▶ _DATASET RECORDS_:

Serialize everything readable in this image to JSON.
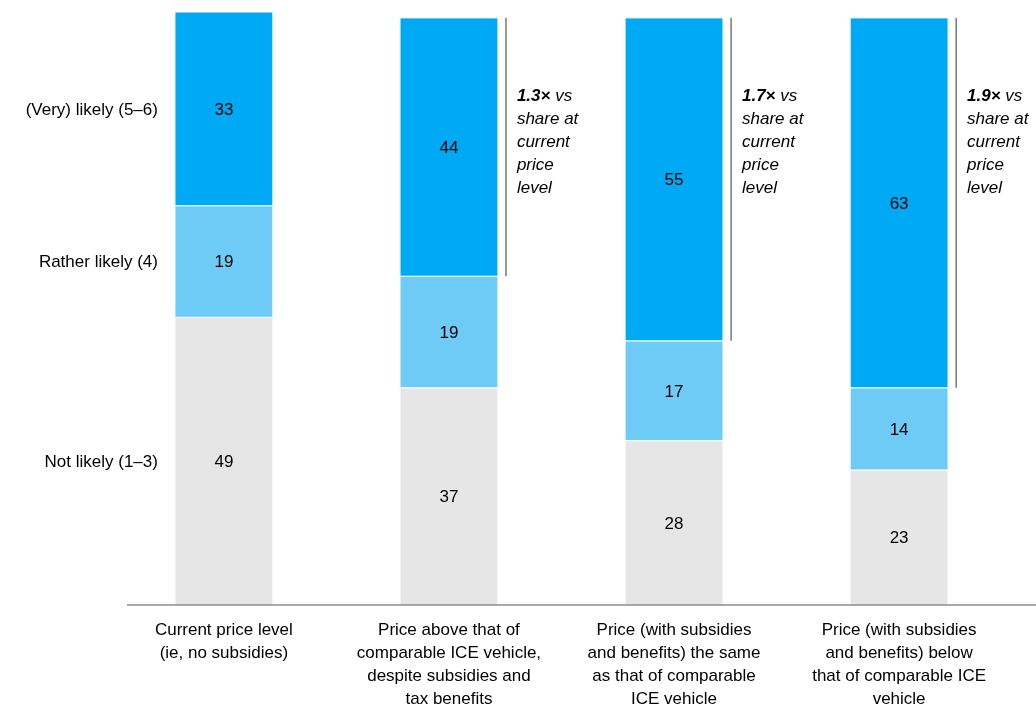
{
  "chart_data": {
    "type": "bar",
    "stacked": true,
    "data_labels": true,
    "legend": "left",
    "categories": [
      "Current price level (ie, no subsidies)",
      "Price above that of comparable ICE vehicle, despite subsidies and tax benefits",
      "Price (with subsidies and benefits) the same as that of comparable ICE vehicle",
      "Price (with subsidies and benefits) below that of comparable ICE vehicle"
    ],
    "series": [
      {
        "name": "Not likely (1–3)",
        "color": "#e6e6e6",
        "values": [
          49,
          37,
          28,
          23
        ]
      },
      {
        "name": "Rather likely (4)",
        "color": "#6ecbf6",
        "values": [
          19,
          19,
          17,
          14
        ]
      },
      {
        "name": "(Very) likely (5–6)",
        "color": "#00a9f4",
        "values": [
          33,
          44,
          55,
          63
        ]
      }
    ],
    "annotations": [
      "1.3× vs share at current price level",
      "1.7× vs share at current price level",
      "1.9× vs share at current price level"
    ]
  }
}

* * *

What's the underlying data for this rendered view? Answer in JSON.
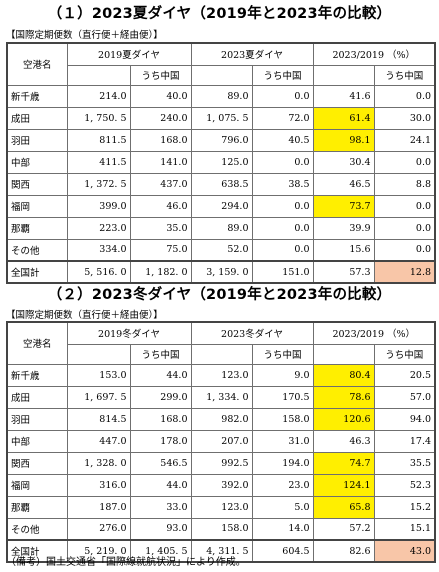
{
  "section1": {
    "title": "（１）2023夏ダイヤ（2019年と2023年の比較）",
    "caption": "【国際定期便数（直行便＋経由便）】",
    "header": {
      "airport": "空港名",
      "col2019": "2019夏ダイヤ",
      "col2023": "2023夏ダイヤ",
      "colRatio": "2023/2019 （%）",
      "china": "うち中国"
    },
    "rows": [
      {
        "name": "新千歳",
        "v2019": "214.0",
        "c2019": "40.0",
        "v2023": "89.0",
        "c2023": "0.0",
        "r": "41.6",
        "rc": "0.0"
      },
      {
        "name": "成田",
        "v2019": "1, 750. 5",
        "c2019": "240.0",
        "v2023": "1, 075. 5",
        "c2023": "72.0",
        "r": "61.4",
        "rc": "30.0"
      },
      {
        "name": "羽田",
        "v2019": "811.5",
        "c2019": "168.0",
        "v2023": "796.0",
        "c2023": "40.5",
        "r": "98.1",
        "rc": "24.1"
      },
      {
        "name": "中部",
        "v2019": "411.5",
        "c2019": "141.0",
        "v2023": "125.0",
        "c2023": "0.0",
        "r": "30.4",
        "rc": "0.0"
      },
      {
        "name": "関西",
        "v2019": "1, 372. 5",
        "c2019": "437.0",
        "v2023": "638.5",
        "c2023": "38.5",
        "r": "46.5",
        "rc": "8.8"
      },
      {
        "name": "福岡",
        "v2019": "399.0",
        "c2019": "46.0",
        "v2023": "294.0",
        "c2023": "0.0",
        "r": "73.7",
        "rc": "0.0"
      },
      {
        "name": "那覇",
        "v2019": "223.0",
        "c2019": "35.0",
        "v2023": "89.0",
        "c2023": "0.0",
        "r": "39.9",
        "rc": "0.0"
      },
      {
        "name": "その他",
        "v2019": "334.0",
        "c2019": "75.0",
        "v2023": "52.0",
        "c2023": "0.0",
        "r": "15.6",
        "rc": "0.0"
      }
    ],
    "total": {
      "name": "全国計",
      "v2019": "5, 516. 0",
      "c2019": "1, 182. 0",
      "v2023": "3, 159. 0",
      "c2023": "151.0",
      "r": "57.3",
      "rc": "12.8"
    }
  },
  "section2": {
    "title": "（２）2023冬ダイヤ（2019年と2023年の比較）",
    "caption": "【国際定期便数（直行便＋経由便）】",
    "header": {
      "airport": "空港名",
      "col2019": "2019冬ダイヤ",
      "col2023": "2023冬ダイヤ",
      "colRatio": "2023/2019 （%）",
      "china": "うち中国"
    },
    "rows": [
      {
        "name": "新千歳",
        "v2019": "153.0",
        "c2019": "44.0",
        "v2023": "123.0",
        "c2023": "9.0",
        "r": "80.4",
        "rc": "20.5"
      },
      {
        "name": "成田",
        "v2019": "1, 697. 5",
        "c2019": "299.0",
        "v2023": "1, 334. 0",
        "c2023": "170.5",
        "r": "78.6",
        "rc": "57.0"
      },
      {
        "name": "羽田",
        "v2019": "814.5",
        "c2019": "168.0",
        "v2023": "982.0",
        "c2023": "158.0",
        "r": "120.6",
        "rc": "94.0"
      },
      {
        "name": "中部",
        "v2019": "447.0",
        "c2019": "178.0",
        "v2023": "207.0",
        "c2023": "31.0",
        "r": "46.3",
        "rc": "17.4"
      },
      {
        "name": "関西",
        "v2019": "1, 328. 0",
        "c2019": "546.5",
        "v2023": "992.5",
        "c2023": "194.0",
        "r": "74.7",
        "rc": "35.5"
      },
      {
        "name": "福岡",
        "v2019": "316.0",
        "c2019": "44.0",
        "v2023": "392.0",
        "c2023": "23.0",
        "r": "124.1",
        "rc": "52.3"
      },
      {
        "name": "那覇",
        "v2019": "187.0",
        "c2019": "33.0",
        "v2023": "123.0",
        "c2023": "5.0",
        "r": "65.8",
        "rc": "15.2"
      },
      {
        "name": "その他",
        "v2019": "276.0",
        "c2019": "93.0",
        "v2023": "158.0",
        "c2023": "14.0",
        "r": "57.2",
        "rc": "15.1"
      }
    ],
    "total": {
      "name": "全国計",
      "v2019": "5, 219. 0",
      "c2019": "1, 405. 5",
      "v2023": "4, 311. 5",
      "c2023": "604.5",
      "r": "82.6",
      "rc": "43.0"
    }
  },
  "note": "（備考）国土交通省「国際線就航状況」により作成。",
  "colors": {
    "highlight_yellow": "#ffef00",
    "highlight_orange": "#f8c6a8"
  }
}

▶ _GOAL_: Count the lines in the records above that contain the word "comparable", and give only the number.

▶ _EXERCISE RESULT_: 3